───── Data entries ─────
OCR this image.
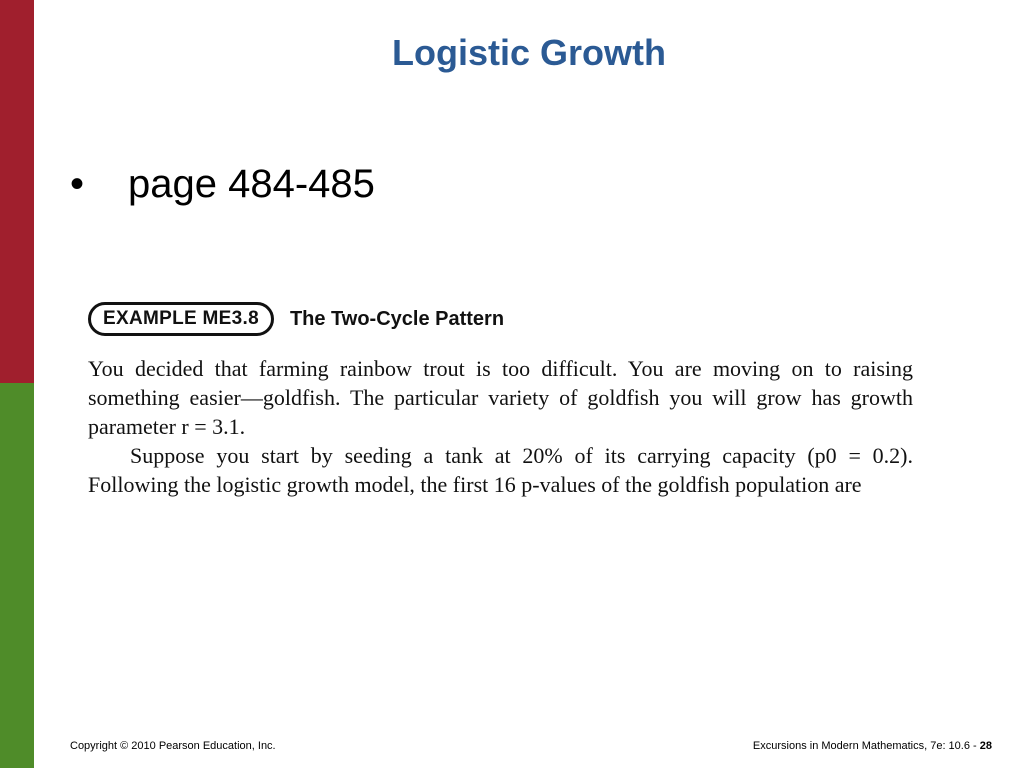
Logistic Growth
•	page 484-485
EXAMPLE ME3.8	The Two-Cycle Pattern

You decided that farming rainbow trout is too difficult. You are moving on to raising something easier—goldfish. The particular variety of goldfish you will grow has growth parameter r = 3.1.

Suppose you start by seeding a tank at 20% of its carrying capacity (p0 = 0.2). Following the logistic growth model, the first 16 p-values of the goldfish population are

Copyright © 2010 Pearson Education, Inc.	Excursions in Modern Mathematics, 7e: 10.6 - 28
─────
What is expected: With the pictures omitted, reproduce the records in full and exactly.

Correct response:
OCR this image.
Logistic Growth
•	page 484-485
EXAMPLE ME3.8	The Two-Cycle Pattern

You decided that farming rainbow trout is too difficult. You are moving on to raising something easier—goldfish. The particular variety of goldfish you will grow has growth parameter r = 3.1.

Suppose you start by seeding a tank at 20% of its carrying capacity (p0 = 0.2). Following the logistic growth model, the first 16 p-values of the goldfish population are

Copyright © 2010 Pearson Education, Inc.	Excursions in Modern Mathematics, 7e: 10.6 - 28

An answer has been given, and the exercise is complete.